• **EXERCISE**:
Copy each line where the word "BTCUSDT" occurs.

BEGIN PROVIDED INFORMATION

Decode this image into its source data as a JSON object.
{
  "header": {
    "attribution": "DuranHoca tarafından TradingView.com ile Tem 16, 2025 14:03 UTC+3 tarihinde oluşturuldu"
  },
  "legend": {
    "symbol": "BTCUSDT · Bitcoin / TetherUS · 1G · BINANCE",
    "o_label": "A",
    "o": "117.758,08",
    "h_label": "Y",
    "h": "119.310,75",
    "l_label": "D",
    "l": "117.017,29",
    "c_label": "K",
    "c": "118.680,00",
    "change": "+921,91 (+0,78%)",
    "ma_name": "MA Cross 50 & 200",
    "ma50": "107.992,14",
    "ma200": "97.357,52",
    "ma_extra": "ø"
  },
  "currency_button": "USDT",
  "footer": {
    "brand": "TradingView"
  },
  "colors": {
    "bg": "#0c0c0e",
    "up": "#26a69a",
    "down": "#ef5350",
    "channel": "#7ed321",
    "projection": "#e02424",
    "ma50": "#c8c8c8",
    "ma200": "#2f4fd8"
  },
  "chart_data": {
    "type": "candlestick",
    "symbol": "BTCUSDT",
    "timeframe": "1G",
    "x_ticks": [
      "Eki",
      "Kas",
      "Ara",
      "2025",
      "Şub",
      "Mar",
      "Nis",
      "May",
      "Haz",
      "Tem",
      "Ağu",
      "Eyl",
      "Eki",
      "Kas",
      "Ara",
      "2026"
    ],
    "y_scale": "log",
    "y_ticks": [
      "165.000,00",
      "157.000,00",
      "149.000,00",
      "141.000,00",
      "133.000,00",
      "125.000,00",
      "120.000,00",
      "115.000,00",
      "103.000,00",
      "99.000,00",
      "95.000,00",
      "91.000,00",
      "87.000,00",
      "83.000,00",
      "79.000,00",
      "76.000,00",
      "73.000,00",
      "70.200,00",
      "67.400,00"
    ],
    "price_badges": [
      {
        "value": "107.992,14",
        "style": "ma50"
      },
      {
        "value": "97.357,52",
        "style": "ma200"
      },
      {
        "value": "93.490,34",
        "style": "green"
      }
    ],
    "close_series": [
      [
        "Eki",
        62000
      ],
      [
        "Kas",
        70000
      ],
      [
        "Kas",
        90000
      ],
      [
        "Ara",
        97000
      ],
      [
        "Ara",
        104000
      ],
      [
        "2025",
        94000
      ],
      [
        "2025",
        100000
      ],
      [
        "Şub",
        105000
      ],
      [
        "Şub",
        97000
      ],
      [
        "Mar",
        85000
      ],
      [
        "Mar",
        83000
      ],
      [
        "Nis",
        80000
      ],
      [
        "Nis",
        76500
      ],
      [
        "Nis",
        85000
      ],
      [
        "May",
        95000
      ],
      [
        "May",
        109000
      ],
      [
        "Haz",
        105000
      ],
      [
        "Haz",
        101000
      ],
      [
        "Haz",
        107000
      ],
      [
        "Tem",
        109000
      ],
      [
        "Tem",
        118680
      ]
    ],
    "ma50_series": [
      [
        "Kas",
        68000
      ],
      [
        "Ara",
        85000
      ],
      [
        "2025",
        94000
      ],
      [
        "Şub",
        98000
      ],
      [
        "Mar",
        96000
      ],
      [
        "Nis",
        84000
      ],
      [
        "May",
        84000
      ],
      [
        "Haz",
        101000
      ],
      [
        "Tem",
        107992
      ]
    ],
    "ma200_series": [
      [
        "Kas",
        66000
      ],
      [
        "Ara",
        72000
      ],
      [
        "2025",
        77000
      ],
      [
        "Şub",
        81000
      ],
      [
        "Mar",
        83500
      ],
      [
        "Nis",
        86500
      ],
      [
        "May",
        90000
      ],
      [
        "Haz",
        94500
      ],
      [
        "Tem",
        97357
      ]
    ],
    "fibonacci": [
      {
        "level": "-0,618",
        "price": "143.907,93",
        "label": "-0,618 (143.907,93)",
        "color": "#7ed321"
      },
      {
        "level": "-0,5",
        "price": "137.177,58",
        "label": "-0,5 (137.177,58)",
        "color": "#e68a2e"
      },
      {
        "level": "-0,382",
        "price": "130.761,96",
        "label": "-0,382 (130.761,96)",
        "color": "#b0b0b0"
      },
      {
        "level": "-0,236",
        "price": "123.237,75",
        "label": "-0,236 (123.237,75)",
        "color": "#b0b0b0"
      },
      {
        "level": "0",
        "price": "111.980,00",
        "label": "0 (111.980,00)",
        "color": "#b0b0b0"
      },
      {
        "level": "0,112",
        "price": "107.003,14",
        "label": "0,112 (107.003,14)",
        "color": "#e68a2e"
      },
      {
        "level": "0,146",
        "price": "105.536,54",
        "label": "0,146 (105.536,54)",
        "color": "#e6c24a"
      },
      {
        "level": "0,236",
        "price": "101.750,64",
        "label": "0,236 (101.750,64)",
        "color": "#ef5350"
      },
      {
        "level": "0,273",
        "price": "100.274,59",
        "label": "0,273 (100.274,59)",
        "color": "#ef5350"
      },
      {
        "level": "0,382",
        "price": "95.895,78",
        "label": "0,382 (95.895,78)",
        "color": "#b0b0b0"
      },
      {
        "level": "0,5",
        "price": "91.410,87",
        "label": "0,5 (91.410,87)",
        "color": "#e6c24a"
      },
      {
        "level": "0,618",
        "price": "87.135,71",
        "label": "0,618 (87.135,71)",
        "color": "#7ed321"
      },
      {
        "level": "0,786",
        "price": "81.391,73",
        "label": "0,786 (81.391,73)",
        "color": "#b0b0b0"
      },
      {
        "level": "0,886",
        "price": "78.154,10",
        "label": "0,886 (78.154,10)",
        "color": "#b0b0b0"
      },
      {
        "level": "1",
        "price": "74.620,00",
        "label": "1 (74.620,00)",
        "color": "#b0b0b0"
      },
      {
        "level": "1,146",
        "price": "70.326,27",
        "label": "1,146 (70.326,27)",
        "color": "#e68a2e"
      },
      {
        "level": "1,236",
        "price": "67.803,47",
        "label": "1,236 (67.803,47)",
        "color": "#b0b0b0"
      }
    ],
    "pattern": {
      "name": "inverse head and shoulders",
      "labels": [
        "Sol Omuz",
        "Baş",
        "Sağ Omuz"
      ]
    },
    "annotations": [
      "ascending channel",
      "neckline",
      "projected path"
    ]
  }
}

END PROVIDED INFORMATION

• **RESULT**:
    "symbol": "BTCUSDT · Bitcoin / TetherUS · 1G · BINANCE",
    "symbol": "BTCUSDT",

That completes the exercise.